— Begin —

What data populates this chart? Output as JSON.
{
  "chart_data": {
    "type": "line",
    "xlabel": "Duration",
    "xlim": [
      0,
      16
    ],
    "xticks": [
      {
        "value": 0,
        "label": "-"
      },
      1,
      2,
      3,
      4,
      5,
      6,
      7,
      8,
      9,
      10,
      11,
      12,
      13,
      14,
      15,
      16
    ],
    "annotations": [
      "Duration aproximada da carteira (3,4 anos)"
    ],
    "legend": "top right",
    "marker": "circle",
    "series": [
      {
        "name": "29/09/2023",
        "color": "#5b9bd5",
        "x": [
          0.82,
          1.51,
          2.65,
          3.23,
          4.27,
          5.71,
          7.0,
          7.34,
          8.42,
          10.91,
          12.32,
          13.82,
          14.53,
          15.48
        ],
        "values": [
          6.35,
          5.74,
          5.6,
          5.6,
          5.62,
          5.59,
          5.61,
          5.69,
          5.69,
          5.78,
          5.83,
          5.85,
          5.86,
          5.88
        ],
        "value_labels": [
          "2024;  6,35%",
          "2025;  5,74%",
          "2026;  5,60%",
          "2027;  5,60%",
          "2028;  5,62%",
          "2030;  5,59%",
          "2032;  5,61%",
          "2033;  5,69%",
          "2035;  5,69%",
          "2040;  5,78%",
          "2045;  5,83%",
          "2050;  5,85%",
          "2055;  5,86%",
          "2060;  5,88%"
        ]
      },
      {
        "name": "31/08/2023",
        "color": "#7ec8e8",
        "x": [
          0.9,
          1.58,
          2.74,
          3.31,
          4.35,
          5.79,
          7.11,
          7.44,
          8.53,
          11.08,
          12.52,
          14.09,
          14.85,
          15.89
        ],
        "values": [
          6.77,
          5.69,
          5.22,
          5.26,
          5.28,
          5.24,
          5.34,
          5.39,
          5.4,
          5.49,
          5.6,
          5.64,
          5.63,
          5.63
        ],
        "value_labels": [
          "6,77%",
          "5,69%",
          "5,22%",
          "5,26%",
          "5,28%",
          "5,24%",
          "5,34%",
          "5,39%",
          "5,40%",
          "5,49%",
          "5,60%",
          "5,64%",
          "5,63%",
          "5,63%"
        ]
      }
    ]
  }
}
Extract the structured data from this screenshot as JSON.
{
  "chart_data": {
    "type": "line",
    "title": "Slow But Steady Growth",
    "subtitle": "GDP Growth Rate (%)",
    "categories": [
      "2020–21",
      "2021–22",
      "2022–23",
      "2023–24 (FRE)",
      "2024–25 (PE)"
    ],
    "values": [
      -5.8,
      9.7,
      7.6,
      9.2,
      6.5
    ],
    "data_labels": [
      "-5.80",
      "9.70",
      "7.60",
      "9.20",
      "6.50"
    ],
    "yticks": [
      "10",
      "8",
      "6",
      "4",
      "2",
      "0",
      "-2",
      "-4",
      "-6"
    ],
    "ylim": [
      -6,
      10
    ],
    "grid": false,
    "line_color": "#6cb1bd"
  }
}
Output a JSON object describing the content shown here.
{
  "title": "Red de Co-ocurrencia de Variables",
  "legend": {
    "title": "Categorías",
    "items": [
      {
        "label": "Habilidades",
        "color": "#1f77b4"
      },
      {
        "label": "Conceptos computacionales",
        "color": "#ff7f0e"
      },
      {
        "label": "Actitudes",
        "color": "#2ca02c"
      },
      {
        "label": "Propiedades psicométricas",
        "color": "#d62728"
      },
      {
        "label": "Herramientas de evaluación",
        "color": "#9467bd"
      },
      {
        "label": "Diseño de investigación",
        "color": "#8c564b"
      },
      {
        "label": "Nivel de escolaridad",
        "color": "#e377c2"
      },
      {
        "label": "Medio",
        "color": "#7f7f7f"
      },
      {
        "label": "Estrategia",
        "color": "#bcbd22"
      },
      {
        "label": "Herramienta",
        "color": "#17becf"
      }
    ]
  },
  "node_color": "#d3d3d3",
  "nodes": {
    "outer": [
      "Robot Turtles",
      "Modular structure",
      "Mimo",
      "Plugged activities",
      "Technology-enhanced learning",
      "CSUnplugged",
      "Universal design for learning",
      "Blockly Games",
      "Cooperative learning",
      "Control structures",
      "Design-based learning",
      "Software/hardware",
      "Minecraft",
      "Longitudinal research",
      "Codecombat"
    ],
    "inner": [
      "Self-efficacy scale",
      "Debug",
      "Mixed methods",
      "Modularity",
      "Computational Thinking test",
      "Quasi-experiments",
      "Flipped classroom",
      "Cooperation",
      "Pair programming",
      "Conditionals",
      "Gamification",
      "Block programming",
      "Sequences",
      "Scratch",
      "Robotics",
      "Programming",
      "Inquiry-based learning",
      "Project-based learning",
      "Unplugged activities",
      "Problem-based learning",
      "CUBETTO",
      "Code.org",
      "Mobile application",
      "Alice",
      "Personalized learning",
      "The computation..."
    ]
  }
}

— End —

## Exercise details
From the data above, copy each line that holds "learning".

## Answer to this task
      "Technology-enhanced learning",
      "Universal design for learning",
      "Cooperative learning",
      "Design-based learning",
      "Inquiry-based learning",
      "Project-based learning",
      "Problem-based learning",
      "Personalized learning",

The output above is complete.